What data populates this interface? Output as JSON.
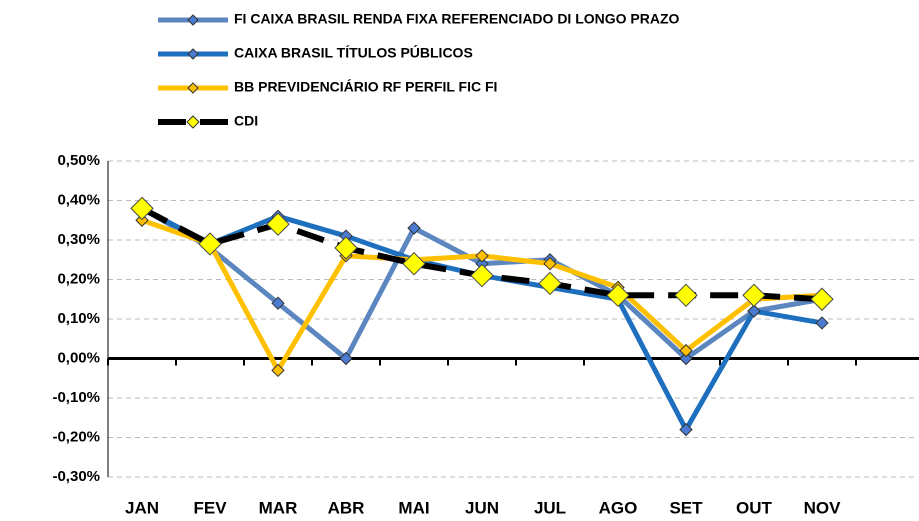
{
  "chart_data": {
    "type": "line",
    "categories": [
      "JAN",
      "FEV",
      "MAR",
      "ABR",
      "MAI",
      "JUN",
      "JUL",
      "AGO",
      "SET",
      "OUT",
      "NOV"
    ],
    "series": [
      {
        "name": "FI CAIXA BRASIL RENDA FIXA REFERENCIADO DI LONGO PRAZO",
        "color": "#5b86c0",
        "marker_color": "#4a7bd0",
        "dashed": false,
        "values": [
          0.38,
          0.28,
          0.14,
          0.0,
          0.33,
          0.24,
          0.25,
          0.16,
          0.0,
          0.12,
          0.15
        ]
      },
      {
        "name": "CAIXA BRASIL TÍTULOS PÚBLICOS",
        "color": "#1f6fbf",
        "marker_color": "#4a7bd0",
        "dashed": false,
        "values": [
          0.38,
          0.29,
          0.36,
          0.31,
          0.25,
          0.21,
          0.18,
          0.15,
          -0.18,
          0.12,
          0.09
        ]
      },
      {
        "name": "BB PREVIDENCIÁRIO RF PERFIL FIC FI",
        "color": "#ffc000",
        "marker_color": "#ffc000",
        "dashed": false,
        "values": [
          0.35,
          0.29,
          -0.03,
          0.26,
          0.25,
          0.26,
          0.24,
          0.18,
          0.02,
          0.15,
          0.16
        ]
      },
      {
        "name": "CDI",
        "color": "#000000",
        "marker_color": "#ffff00",
        "dashed": true,
        "values": [
          0.38,
          0.29,
          0.34,
          0.28,
          0.24,
          0.21,
          0.19,
          0.16,
          0.16,
          0.16,
          0.15
        ]
      }
    ],
    "ylim": [
      -0.3,
      0.5
    ],
    "yticks": [
      {
        "value": -0.3,
        "label": "-0,30%"
      },
      {
        "value": -0.2,
        "label": "-0,20%"
      },
      {
        "value": -0.1,
        "label": "-0,10%"
      },
      {
        "value": 0,
        "label": "0,00%"
      },
      {
        "value": 0.1,
        "label": "0,10%"
      },
      {
        "value": 0.2,
        "label": "0,20%"
      },
      {
        "value": 0.3,
        "label": "0,30%"
      },
      {
        "value": 0.4,
        "label": "0,40%"
      },
      {
        "value": 0.5,
        "label": "0,50%"
      }
    ],
    "grid": true
  }
}
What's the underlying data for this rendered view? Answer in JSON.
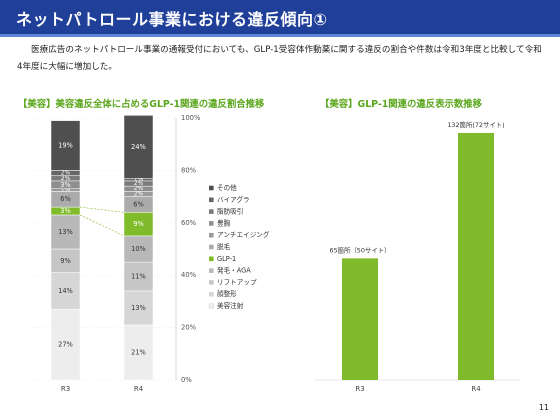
{
  "header": {
    "title": "ネットパトロール事業における違反傾向①"
  },
  "intro": {
    "text": "医療広告のネットパトロール事業の通報受付においても、GLP-1受容体作動薬に関する違反の割合や件数は令和3年度と比較して令和4年度に大幅に増加した。"
  },
  "left_chart_title": "【美容】美容違反全体に占めるGLP-1関連の違反割合推移",
  "right_chart_title": "【美容】GLP-1関連の違反表示数推移",
  "page_number": "11",
  "colors": {
    "header": "#1f3f99",
    "accent": "#5aa61c",
    "glp1": "#7fbb2b"
  },
  "chart_data": [
    {
      "type": "bar",
      "stacked": true,
      "title": "【美容】美容違反全体に占めるGLP-1関連の違反割合推移",
      "categories": [
        "R3",
        "R4"
      ],
      "ylim": [
        0,
        100
      ],
      "yticks": [
        "0%",
        "20%",
        "40%",
        "60%",
        "80%",
        "100%"
      ],
      "legend_position": "right",
      "series": [
        {
          "name": "美容注射",
          "values": [
            27,
            21
          ],
          "labels": [
            "27%",
            "21%"
          ],
          "color": "#ededed"
        },
        {
          "name": "顔整形",
          "values": [
            14,
            13
          ],
          "labels": [
            "14%",
            "13%"
          ],
          "color": "#d6d6d6"
        },
        {
          "name": "リフトアップ",
          "values": [
            9,
            11
          ],
          "labels": [
            "9%",
            "11%"
          ],
          "color": "#c6c6c6"
        },
        {
          "name": "発毛・AGA",
          "values": [
            13,
            10
          ],
          "labels": [
            "13%",
            "10%"
          ],
          "color": "#b8b8b8"
        },
        {
          "name": "GLP-1",
          "values": [
            3,
            9
          ],
          "labels": [
            "3%",
            "9%"
          ],
          "color": "#7fbb2b"
        },
        {
          "name": "脱毛",
          "values": [
            6,
            6
          ],
          "labels": [
            "6%",
            "6%"
          ],
          "color": "#ababab"
        },
        {
          "name": "アンチエイジング",
          "values": [
            1,
            2
          ],
          "labels": [
            "1%",
            "2%"
          ],
          "color": "#9a9a9a"
        },
        {
          "name": "豊胸",
          "values": [
            3,
            2
          ],
          "labels": [
            "3%",
            "2%"
          ],
          "color": "#8e8e8e"
        },
        {
          "name": "脂肪吸引",
          "values": [
            2,
            2
          ],
          "labels": [
            "2%",
            "2%"
          ],
          "color": "#7a7a7a"
        },
        {
          "name": "バイアグラ",
          "values": [
            2,
            1
          ],
          "labels": [
            "2%",
            "1%"
          ],
          "color": "#666666"
        },
        {
          "name": "その他",
          "values": [
            19,
            24
          ],
          "labels": [
            "19%",
            "24%"
          ],
          "color": "#4f4f4f"
        }
      ]
    },
    {
      "type": "bar",
      "title": "【美容】GLP-1関連の違反表示数推移",
      "categories": [
        "R3",
        "R4"
      ],
      "values": [
        65,
        132
      ],
      "labels": [
        "65箇所（50サイト）",
        "132箇所(72サイト)"
      ],
      "ylim": [
        0,
        140
      ],
      "color": "#7fbb2b"
    }
  ]
}
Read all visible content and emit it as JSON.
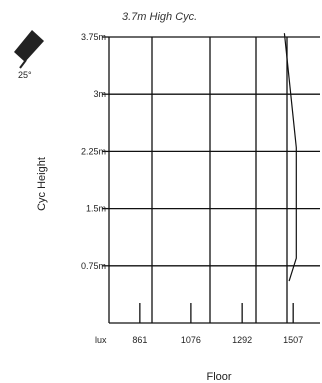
{
  "chart_data": {
    "type": "line",
    "title": "3.7m High Cyc.",
    "xlabel": "Floor",
    "ylabel": "Cyc Height",
    "lux_label": "lux",
    "lamp_angle_label": "25°",
    "y_ticks": [
      "0.75m",
      "1.5m",
      "2.25m",
      "3m",
      "3.75m"
    ],
    "y_tick_values": [
      0.75,
      1.5,
      2.25,
      3,
      3.75
    ],
    "ylim": [
      0,
      3.75
    ],
    "x_ticks": [
      "861",
      "1076",
      "1292",
      "1507"
    ],
    "x_tick_values": [
      861,
      1076,
      1292,
      1507
    ],
    "xlim": [
      731,
      1620
    ],
    "grid": true,
    "series": [
      {
        "points": [
          {
            "x": 1490,
            "y": 0.55
          },
          {
            "x": 1520,
            "y": 0.85
          },
          {
            "x": 1520,
            "y": 2.3
          },
          {
            "x": 1470,
            "y": 3.8
          }
        ]
      }
    ]
  }
}
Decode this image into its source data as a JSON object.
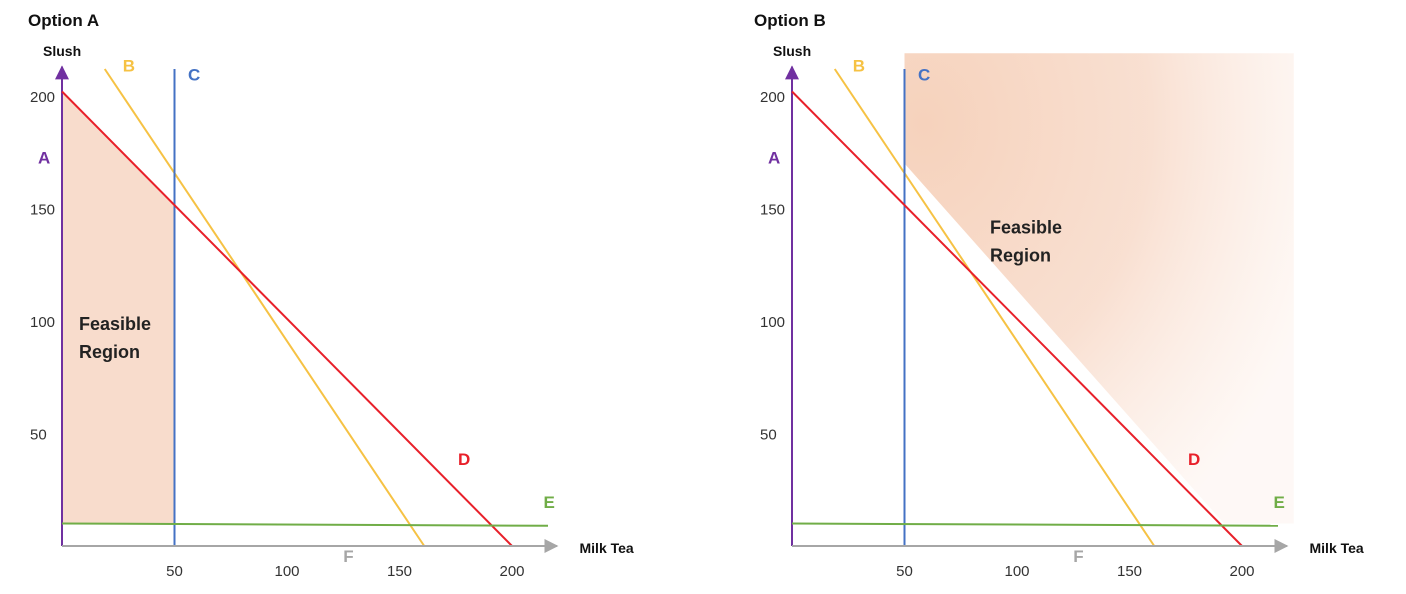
{
  "chart_data": [
    {
      "type": "line",
      "title": "Option A",
      "ylabel": "Slush",
      "xlabel": "Milk Tea",
      "xlim": [
        0,
        215
      ],
      "ylim": [
        0,
        213
      ],
      "x_ticks": [
        50,
        100,
        150,
        200
      ],
      "y_ticks": [
        50,
        100,
        150,
        200
      ],
      "grid": false,
      "series": [
        {
          "name": "A",
          "color": "#7030a0",
          "x": [
            0,
            0
          ],
          "y": [
            0,
            213
          ]
        },
        {
          "name": "B",
          "color": "#f6c244",
          "x": [
            19,
            161
          ],
          "y": [
            212,
            0
          ]
        },
        {
          "name": "C",
          "color": "#4472c4",
          "x": [
            50,
            50
          ],
          "y": [
            0,
            212
          ]
        },
        {
          "name": "D",
          "color": "#e8202a",
          "x": [
            0,
            200
          ],
          "y": [
            202,
            0
          ]
        },
        {
          "name": "E",
          "color": "#70ad47",
          "x": [
            0,
            216
          ],
          "y": [
            10,
            9
          ]
        },
        {
          "name": "F",
          "color": "#a6a6a6",
          "x": [
            0,
            220
          ],
          "y": [
            0,
            0
          ]
        }
      ],
      "feasible_region": {
        "label_line1": "Feasible",
        "label_line2": "Region",
        "color": "#f8dccc",
        "polygon": [
          [
            0,
            10
          ],
          [
            50,
            10
          ],
          [
            50,
            152
          ],
          [
            0,
            202
          ]
        ]
      }
    },
    {
      "type": "line",
      "title": "Option B",
      "ylabel": "Slush",
      "xlabel": "Milk Tea",
      "xlim": [
        0,
        215
      ],
      "ylim": [
        0,
        213
      ],
      "x_ticks": [
        50,
        100,
        150,
        200
      ],
      "y_ticks": [
        50,
        100,
        150,
        200
      ],
      "grid": false,
      "series": [
        {
          "name": "A",
          "color": "#7030a0",
          "x": [
            0,
            0
          ],
          "y": [
            0,
            213
          ]
        },
        {
          "name": "B",
          "color": "#f6c244",
          "x": [
            19,
            161
          ],
          "y": [
            212,
            0
          ]
        },
        {
          "name": "C",
          "color": "#4472c4",
          "x": [
            50,
            50
          ],
          "y": [
            0,
            212
          ]
        },
        {
          "name": "D",
          "color": "#e8202a",
          "x": [
            0,
            200
          ],
          "y": [
            202,
            0
          ]
        },
        {
          "name": "E",
          "color": "#70ad47",
          "x": [
            0,
            216
          ],
          "y": [
            10,
            9
          ]
        },
        {
          "name": "F",
          "color": "#a6a6a6",
          "x": [
            0,
            220
          ],
          "y": [
            0,
            0
          ]
        }
      ],
      "feasible_region": {
        "label_line1": "Feasible",
        "label_line2": "Region",
        "color": "#f6d2bc",
        "fade": true,
        "polygon": [
          [
            50,
            170
          ],
          [
            50,
            219
          ],
          [
            223,
            219
          ],
          [
            223,
            10
          ],
          [
            192,
            10
          ]
        ]
      }
    }
  ]
}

++++++++

### PROBLEM REQUIREMENTS
Count the lines that hold the string "grid" and state that number alone.

### TASK RESPONSE
4